Set task a
In the records, swap "chart-title" for "figure-title" and leave everything else as it is. Begin at the line that has "- x-tick-label: 35: [201, 1625, 257, 1680]" and stop after the line that has "- y-tick-label: 30: [113, 291, 169, 346]".

Page extract
Market Movers: Among top gainers, Taiko Critical Minerals Limited (NZX: TCM) witnessed a rise of 13.04% to end at $0.26 per share. On the other hand, Manuka Resources Limited (NZX: MKR) declined by 8.33% to $0.099 per share.   

Commodity Update: The U.S. dollar weakened on Friday after President Donald Trump said a peace agreement with Iran was nearing completion and could be signed soon. Trump also confirmed that planned military strikes against Iran had been cancelled, improving risk sentiment and reducing safe-haven demand. In commodities, gold climbed 2.42% to USD 4,213.65 per ounce, silver surged 5.05% to USD 67.24 per ounce, and copper advanced 1.59% to USD 13,704.00 per tonne. Meanwhile, Brent crude oil fell 1.50% to USD 89.05 per barrel amid easing geopolitical concerns.  

Source: Charts by TradingView, Analysis: Kalkine Group  

The S&P/NZX 50 delivered a strong performance in the latest trading session, advancing 191.72 points, or 1.45%, to close at 13,393.87. From a technical perspective, the benchmark index has broken decisively above the upper boundary of a symmetrical triangle pattern, signalling a bullish bias and suggesting that buying pressure is gaining strength. Further supporting the constructive outlook, the 14-period Relative Strength Index (RSI) has turned higher from neutral territory and surpassed its previous peak, indicating an improvement in momentum and strengthening investor sentiment. With the index now sustaining its move above the key resistance level of 13,324.82, the likelihood of a more meaningful trend reversal has increased. Should the bullish momentum continue, market participants may shift their focus toward the benchmark's all-time high of 13,757.71, which represents the next significant resistance level.   

Our Stance: US markets have shown a broadly positive but uneven trend, driven by shifting expectations around interest rates and inflation. Investors are increasingly sensitive to labour market data. Inflation remains mixed, with headline pressures easing but core components are still sticky in some areas. Technology and growth stocks continue to lead gains. New Zealand markets have recently been driven by improving global sentiment and steady domestic economic recovery signals. The NZX trend reflects cautious optimism, supported by global tailwinds.

Set task b
According to the market update, why did the U.S. dollar weaken on Friday?

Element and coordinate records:

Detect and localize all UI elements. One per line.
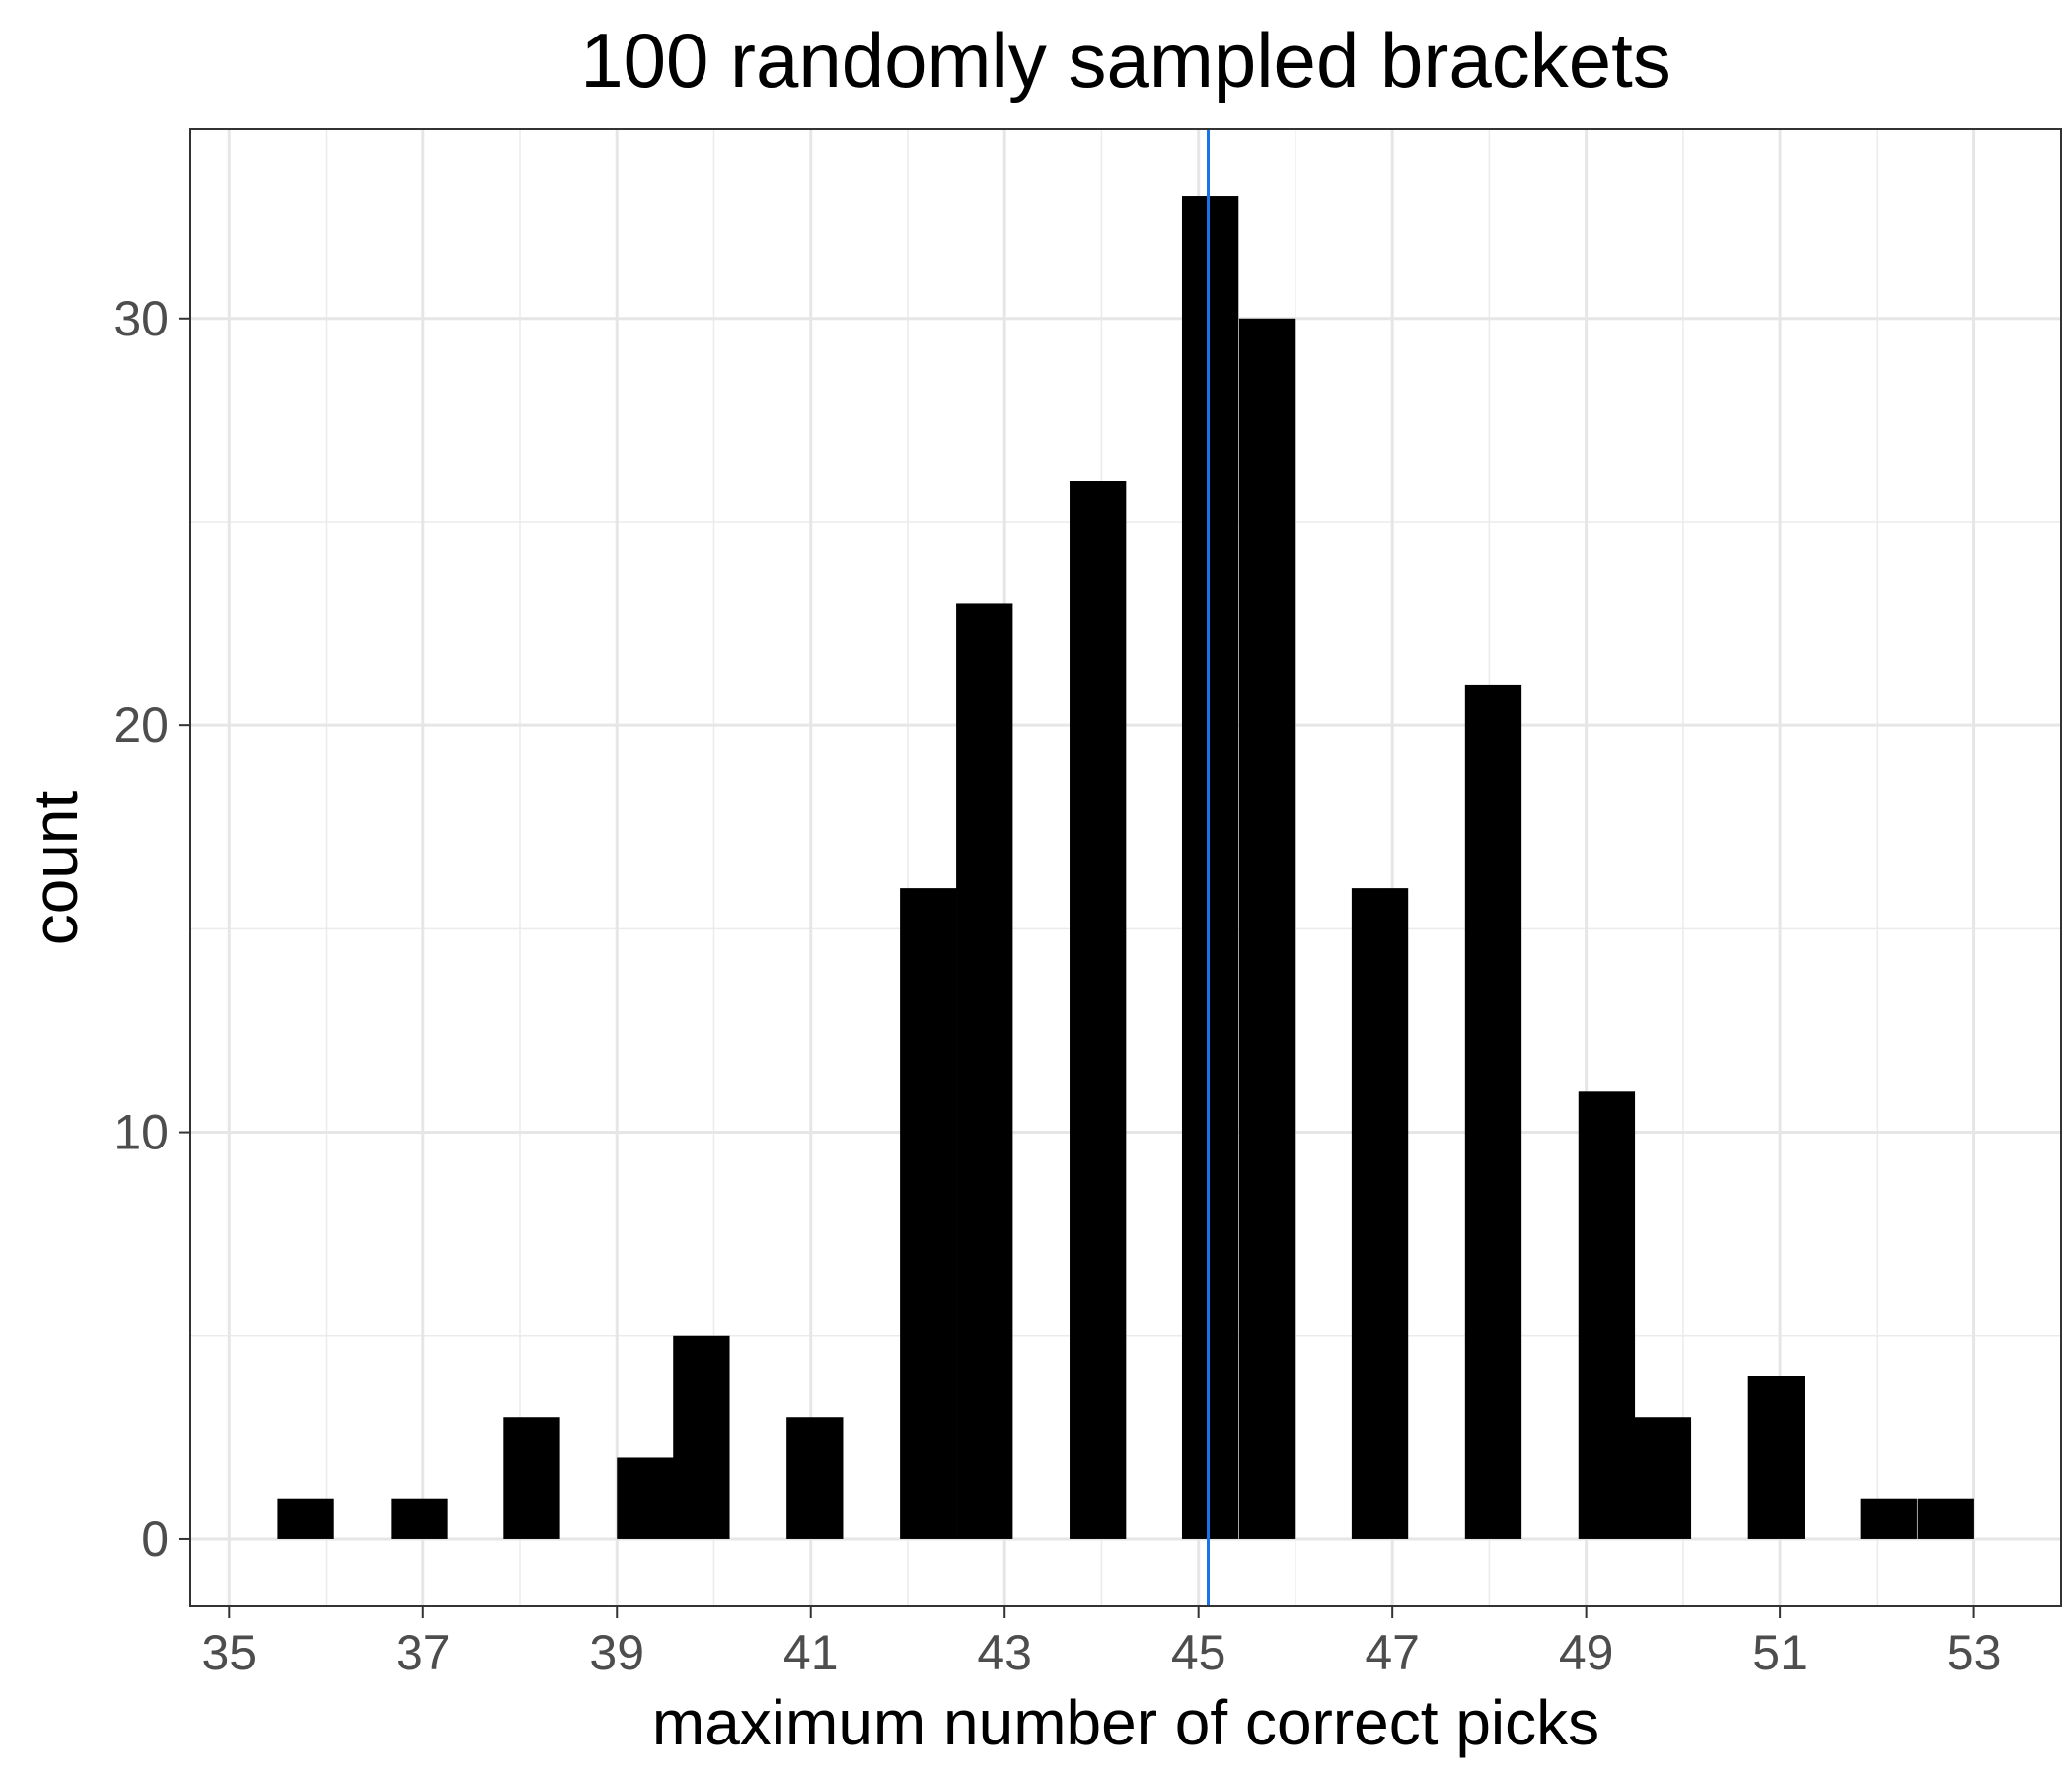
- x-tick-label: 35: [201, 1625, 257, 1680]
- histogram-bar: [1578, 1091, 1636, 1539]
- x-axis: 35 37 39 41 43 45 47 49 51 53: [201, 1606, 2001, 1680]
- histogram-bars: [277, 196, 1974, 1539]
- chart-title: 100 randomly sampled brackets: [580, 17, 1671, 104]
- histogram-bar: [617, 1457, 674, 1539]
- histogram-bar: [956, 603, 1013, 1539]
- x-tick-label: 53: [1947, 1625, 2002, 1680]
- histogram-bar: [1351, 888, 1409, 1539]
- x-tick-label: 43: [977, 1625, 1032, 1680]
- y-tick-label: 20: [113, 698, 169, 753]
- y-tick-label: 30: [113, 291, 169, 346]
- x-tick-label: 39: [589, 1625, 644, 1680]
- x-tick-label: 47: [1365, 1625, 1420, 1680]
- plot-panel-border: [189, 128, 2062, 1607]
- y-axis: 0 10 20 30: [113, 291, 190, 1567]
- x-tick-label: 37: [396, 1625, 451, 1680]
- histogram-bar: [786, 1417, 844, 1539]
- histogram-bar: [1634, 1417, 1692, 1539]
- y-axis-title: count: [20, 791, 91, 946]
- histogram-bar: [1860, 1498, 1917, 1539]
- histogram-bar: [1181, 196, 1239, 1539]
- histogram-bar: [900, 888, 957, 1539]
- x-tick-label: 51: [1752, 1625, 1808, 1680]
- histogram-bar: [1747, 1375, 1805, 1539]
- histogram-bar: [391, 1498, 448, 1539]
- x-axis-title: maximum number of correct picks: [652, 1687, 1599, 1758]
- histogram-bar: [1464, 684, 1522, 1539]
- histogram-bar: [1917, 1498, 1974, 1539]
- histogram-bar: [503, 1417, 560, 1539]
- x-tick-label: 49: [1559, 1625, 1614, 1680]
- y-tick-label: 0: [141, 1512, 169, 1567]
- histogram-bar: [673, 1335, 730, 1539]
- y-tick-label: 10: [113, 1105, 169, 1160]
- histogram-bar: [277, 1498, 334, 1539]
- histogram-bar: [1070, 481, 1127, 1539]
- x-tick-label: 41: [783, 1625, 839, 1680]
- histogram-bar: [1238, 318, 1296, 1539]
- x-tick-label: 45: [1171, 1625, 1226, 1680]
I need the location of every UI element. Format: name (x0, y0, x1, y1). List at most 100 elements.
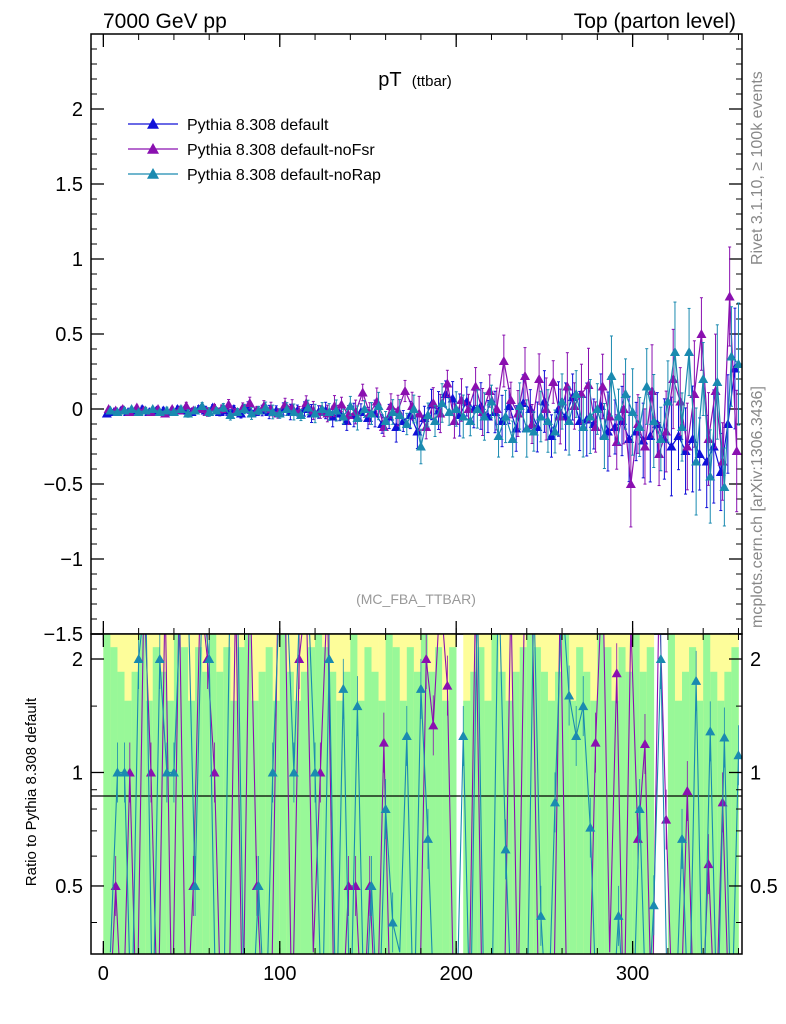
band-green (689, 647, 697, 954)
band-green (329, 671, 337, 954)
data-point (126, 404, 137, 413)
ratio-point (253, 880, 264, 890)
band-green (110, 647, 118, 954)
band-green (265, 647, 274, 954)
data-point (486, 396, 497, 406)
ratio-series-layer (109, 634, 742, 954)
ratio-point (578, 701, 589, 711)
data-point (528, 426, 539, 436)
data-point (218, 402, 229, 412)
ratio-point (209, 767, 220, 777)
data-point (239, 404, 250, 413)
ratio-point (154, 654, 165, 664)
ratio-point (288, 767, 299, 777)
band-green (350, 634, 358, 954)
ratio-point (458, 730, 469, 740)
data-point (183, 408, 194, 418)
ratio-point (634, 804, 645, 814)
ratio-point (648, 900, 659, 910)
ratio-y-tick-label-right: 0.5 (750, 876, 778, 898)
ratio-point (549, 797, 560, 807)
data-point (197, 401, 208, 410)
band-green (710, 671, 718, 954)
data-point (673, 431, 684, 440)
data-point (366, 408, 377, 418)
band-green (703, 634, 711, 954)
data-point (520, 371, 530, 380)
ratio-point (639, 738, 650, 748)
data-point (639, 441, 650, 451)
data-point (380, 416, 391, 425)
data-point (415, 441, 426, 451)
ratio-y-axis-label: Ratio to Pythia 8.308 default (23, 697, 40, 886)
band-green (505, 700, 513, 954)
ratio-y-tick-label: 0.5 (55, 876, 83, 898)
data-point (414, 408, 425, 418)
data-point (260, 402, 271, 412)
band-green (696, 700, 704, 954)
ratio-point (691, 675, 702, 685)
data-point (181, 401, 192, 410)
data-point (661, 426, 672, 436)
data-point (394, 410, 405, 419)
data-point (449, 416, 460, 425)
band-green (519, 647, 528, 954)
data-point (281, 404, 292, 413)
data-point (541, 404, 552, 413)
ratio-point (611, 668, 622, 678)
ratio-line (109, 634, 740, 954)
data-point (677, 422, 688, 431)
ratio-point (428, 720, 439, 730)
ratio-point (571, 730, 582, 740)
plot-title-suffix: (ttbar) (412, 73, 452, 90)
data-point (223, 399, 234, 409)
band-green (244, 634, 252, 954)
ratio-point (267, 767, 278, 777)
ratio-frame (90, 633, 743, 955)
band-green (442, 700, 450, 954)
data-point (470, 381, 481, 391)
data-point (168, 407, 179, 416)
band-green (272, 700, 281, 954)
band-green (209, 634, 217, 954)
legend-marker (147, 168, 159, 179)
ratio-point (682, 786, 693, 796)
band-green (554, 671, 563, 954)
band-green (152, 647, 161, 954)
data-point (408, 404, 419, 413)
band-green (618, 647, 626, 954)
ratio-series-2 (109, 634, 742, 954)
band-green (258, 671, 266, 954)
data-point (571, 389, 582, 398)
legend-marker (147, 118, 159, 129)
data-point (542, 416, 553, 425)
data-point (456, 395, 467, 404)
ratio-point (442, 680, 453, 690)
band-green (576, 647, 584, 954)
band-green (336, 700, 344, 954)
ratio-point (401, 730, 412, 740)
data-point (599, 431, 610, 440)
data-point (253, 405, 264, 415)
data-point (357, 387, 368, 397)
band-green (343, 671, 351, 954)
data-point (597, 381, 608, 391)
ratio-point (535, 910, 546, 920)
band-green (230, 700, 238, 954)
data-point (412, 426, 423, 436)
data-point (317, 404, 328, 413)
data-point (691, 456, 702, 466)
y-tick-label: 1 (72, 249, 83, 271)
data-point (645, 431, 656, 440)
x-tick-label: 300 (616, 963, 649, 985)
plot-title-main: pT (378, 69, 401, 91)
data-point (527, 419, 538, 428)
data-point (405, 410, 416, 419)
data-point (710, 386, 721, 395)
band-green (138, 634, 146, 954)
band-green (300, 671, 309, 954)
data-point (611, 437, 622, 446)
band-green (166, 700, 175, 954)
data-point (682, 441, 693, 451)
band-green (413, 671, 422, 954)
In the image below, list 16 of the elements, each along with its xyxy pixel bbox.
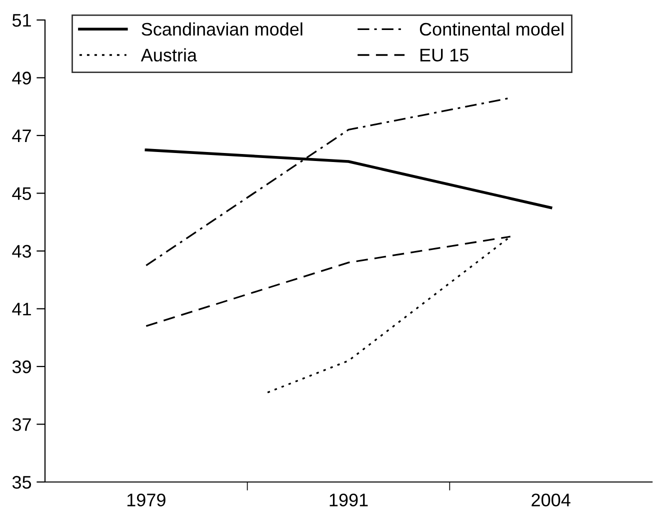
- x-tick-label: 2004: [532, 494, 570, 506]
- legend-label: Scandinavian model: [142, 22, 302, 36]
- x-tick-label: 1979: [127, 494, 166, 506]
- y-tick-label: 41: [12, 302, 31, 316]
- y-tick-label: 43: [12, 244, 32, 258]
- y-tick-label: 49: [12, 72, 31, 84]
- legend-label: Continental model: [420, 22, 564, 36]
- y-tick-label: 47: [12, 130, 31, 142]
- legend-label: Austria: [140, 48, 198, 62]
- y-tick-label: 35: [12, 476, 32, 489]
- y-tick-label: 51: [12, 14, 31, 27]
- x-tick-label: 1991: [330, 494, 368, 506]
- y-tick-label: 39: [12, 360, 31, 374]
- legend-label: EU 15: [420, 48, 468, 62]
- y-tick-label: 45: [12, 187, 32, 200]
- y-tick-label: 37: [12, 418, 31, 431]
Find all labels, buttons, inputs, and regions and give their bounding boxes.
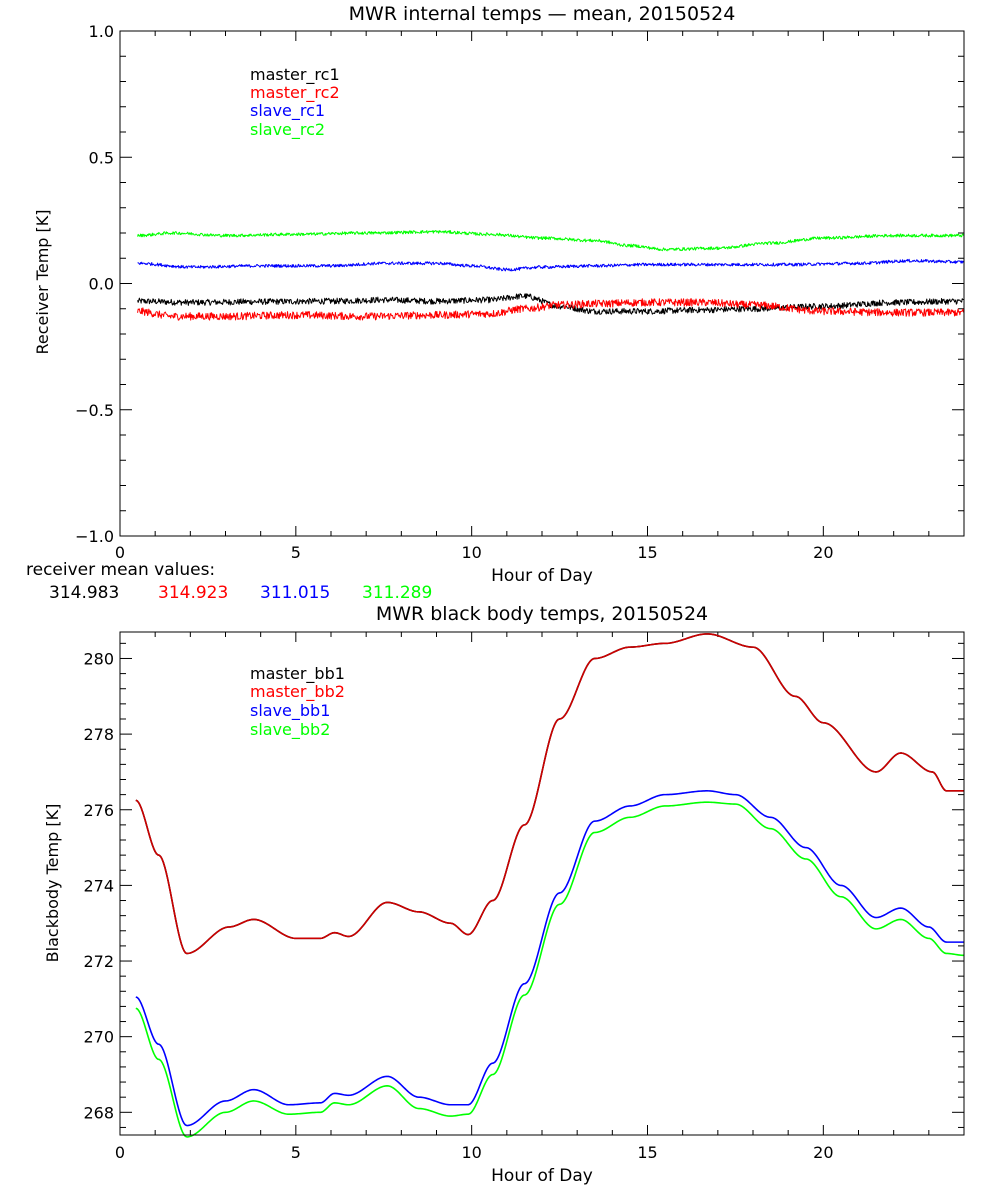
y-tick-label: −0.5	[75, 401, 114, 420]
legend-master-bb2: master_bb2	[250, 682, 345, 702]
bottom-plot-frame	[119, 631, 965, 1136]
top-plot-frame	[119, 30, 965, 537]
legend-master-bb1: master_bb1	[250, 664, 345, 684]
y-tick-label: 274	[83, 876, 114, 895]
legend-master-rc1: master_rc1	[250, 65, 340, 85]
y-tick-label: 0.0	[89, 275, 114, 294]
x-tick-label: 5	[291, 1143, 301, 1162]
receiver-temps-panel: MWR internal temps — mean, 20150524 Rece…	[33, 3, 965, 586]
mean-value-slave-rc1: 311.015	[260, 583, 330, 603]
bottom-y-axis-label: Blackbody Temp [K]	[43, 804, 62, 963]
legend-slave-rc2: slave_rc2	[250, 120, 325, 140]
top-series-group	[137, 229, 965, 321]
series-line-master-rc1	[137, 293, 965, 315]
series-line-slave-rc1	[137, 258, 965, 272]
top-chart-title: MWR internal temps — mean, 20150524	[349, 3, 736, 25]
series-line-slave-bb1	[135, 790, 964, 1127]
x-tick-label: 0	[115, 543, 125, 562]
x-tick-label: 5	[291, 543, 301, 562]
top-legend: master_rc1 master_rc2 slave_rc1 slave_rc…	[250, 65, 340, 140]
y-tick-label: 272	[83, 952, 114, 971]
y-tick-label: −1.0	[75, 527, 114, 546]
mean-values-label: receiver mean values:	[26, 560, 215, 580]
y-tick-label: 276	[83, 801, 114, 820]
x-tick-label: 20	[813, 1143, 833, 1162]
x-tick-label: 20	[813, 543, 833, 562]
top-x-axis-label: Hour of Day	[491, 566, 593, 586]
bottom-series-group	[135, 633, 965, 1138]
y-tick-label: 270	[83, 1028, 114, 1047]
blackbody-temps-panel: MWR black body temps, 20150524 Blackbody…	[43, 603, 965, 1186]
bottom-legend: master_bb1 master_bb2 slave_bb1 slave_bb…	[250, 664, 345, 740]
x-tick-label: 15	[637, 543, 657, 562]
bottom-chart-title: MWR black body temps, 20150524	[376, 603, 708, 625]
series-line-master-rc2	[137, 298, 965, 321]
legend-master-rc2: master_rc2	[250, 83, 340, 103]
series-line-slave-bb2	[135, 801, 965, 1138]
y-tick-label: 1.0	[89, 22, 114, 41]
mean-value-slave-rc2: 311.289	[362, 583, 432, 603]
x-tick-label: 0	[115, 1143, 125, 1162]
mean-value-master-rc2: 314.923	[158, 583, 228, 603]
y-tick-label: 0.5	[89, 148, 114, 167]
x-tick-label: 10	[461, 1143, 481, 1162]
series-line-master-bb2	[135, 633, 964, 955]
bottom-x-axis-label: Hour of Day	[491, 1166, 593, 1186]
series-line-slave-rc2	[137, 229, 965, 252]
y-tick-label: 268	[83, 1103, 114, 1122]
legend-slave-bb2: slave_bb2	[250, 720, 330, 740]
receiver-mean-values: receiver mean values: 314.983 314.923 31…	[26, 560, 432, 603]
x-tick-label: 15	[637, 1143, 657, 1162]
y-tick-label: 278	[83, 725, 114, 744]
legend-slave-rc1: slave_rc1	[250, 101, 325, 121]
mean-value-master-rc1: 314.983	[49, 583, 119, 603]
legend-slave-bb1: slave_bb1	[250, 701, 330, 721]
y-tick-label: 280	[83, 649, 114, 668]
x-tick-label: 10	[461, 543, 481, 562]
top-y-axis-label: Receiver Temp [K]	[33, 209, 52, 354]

Expected output a
- x-tick-label: 35: [201, 1625, 257, 1680]
- histogram-bar: [1578, 1091, 1636, 1539]
- x-axis: 35 37 39 41 43 45 47 49 51 53: [201, 1606, 2001, 1680]
- histogram-bars: [277, 196, 1974, 1539]
- figure-title: 100 randomly sampled brackets: [580, 17, 1671, 104]
- histogram-bar: [617, 1457, 674, 1539]
- histogram-bar: [956, 603, 1013, 1539]
- x-tick-label: 53: [1947, 1625, 2002, 1680]
- histogram-bar: [1351, 888, 1409, 1539]
- x-tick-label: 43: [977, 1625, 1032, 1680]
- y-tick-label: 20: [113, 698, 169, 753]
- y-tick-label: 30: [113, 291, 169, 346]

Expected output b
The dollar weakened after President Donald Trump said a peace agreement with Iran was nearing completion and could be signed soon. He also confirmed that planned military strikes against Iran had been cancelled. This improved risk sentiment and reduced safe-haven demand.